Given task: Copy out each line below exactly as it appears.

(Dataset entries)
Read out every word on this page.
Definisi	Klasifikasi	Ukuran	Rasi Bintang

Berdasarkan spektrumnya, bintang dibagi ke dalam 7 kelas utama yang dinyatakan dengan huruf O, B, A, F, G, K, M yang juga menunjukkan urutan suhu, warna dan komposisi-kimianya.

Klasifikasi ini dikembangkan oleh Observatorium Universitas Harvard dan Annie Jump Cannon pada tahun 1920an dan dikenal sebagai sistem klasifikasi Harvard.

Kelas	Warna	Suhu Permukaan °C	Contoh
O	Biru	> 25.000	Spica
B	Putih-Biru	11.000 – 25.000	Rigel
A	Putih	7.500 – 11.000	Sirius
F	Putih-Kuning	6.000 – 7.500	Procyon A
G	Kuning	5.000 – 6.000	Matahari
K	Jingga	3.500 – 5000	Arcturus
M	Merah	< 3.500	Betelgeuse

The answer:
Read out every word on this page.
Definisi	Klasifikasi	Ukuran	Rasi Bintang

Berdasarkan spektrumnya, bintang dibagi ke dalam 7 kelas utama yang dinyatakan dengan huruf O, B, A, F, G, K, M yang juga menunjukkan urutan suhu, warna dan komposisi-kimianya.

Klasifikasi ini dikembangkan oleh Observatorium Universitas Harvard dan Annie Jump Cannon pada tahun 1920an dan dikenal sebagai sistem klasifikasi Harvard.

Kelas	Warna	Suhu Permukaan °C	Contoh
O	Biru	> 25.000	Spica
B	Putih-Biru	11.000 – 25.000	Rigel
A	Putih	7.500 – 11.000	Sirius
F	Putih-Kuning	6.000 – 7.500	Procyon A
G	Kuning	5.000 – 6.000	Matahari
K	Jingga	3.500 – 5000	Arcturus
M	Merah	< 3.500	Betelgeuse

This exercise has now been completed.